(Written request): Please translate this sentence from the text on miracles and the Catholic label into Spanish: "A miracle is an event that is not naturally possible."

(Extract to read):
----

THE ROMAN CATHOLIC LABEL AND MIRACLES
A miracle is an event that is not naturally possible. That does not mean it is
necessarily impossible. There could be a power greater than nature such as a god
that can do it. A miracle is supernatural. They are exceptions to the way nature
usually seems to work. For example, we take it for granted that dead people stay
dead but the Church says that God miraculously raised Jesus when he was dead
three days back to life. Why would God do that? The answer is said to be that he
wishes to give us signs so that we can find what truths he has revealed and know
what religion he has given to us.
Miracles happening in the Roman Catholic Church are said to show that the Roman
Catholic faith is true and really from God as it claims.
The thought that when miracles happen among Catholics, that the wonders verify
the Catholic faith because of the Catholic association is pure absurdity.
Carrying the Catholic label does not make one a Catholic. Most Catholics are
really ideological Protestants just like some Protestants are ideological
Catholics. As the popes teach, Catholic faith comes from God and to doubt or
disbelieve any part of it is to reject the whole thing because it is questioning
the authority that tells us what is to be believed. A person who believes that 1
is not equal to 1 cannot seriously believe that 1 + 1 = 2. Most Catholics
despite all the praying and all they do are not true Catholics. Intending to be
a Catholic is not enough but if you believe the Virgin Mary was a sinner you are
not a Catholic whether you know it is Catholic teaching or not. The pope
proclaimed an excommunication (expulsion from the Christian community) and a
curse anathema against anybody who said she was in the nineteenth century.
We see the phenomenon of Catholics following apparitions threatening hellfire
and everlasting damnation to those who do not believe in the apparitions. This
is unCatholic for the Church does not compel anybody to believe in the
apparitions but only in the official declarations of the Church and the Bible.
The Catholics still follow the apparitions despite seeing the unCatholic element
in them though it is the ultimate sin to go against the faith or belief. To do
that makes everything else fall apart. Religion brings out the bizarre element
in human nature, it produces many eccentrics and crazy people. You cannot tell a
true Catholic when you see one. The power of self-deception must never be
underestimated.

----

(Data extract):

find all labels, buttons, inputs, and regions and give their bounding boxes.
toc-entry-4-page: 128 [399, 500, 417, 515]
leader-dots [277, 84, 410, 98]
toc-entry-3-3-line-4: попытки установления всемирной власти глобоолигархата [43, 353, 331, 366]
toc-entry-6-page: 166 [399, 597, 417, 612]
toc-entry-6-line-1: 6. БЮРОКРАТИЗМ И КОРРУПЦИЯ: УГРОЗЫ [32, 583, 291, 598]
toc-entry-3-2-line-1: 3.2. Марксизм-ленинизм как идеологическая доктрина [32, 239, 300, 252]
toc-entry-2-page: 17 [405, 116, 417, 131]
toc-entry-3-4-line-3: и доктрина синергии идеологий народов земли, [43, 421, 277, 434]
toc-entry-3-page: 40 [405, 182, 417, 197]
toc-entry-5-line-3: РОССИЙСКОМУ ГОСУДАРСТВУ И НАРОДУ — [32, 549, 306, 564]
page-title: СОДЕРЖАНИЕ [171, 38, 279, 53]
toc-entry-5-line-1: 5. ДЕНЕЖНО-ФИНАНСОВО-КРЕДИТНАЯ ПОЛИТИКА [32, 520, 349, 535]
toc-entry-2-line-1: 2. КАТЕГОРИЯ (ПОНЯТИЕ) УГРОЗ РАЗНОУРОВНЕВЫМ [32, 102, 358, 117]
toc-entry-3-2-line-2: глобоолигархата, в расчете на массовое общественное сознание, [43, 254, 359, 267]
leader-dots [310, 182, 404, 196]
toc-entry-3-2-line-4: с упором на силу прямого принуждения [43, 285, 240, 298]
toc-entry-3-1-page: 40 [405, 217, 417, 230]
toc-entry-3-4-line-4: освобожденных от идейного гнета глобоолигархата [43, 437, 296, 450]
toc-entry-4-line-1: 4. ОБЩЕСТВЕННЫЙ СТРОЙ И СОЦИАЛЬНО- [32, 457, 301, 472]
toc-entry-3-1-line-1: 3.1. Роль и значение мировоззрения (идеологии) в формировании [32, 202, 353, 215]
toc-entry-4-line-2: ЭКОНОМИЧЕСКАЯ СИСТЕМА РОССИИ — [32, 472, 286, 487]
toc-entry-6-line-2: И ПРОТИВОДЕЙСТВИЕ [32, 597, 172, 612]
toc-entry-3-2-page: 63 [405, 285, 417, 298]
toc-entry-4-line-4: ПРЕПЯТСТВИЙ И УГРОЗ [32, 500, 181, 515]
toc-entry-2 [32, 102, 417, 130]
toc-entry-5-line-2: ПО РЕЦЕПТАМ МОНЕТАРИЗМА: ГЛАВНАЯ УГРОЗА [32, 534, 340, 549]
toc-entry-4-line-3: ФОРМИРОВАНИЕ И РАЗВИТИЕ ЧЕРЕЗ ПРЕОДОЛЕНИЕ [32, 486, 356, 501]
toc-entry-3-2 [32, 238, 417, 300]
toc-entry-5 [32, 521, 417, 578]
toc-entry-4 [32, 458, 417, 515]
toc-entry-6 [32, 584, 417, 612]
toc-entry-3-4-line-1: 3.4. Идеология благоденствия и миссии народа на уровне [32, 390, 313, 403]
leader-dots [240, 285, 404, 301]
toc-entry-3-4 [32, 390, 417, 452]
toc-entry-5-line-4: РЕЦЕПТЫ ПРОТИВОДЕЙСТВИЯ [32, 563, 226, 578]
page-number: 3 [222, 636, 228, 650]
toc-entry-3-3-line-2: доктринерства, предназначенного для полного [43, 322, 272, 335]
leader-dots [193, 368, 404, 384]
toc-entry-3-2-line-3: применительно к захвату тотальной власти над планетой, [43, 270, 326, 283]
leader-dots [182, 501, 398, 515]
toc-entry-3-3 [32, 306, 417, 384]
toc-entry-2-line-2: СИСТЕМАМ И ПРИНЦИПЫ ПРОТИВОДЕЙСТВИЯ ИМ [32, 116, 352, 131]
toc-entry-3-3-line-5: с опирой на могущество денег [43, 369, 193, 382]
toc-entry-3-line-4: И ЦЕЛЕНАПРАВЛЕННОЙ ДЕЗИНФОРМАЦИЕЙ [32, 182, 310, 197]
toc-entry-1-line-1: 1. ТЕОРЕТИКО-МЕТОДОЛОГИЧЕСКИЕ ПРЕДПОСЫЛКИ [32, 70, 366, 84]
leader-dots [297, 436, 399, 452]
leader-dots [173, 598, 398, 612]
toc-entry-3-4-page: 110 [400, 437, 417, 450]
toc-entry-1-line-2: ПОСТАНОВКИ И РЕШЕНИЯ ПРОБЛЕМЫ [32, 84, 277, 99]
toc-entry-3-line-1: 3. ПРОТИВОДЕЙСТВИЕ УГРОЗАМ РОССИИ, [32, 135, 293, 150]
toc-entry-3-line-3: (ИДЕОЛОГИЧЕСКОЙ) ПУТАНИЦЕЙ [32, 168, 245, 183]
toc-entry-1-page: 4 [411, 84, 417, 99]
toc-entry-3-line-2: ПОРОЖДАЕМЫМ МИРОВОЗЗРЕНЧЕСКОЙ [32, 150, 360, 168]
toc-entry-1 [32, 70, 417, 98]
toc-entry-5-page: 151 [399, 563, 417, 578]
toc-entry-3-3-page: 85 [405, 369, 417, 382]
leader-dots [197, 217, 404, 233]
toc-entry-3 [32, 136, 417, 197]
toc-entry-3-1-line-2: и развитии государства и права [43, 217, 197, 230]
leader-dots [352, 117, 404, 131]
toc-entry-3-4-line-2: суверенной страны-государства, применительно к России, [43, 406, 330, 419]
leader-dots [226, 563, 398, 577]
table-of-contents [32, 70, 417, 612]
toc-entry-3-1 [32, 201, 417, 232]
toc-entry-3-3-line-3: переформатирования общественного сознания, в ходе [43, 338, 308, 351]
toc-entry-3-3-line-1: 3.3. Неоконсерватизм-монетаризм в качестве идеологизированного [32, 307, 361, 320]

----

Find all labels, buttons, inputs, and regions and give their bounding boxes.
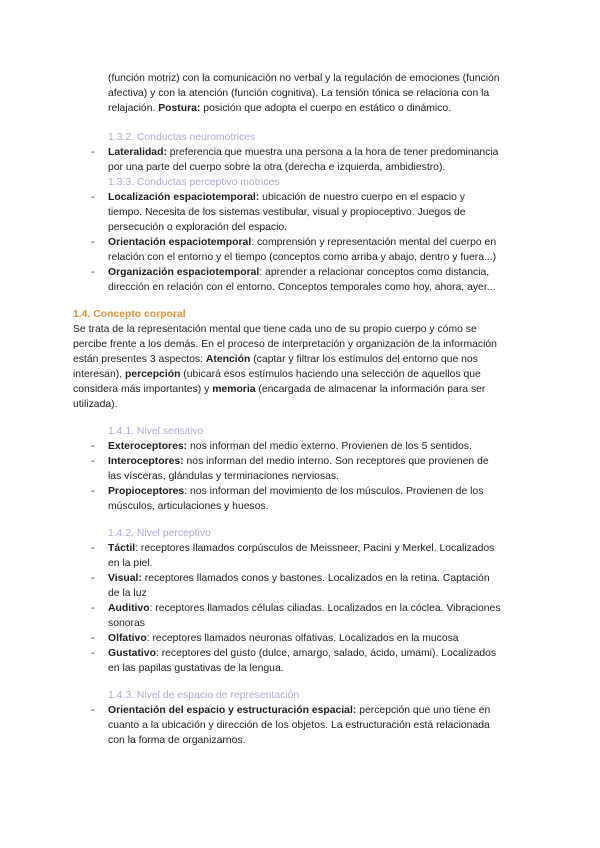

----

(Response to the task): Un milagro es un acontecimiento que no es naturalmente posible.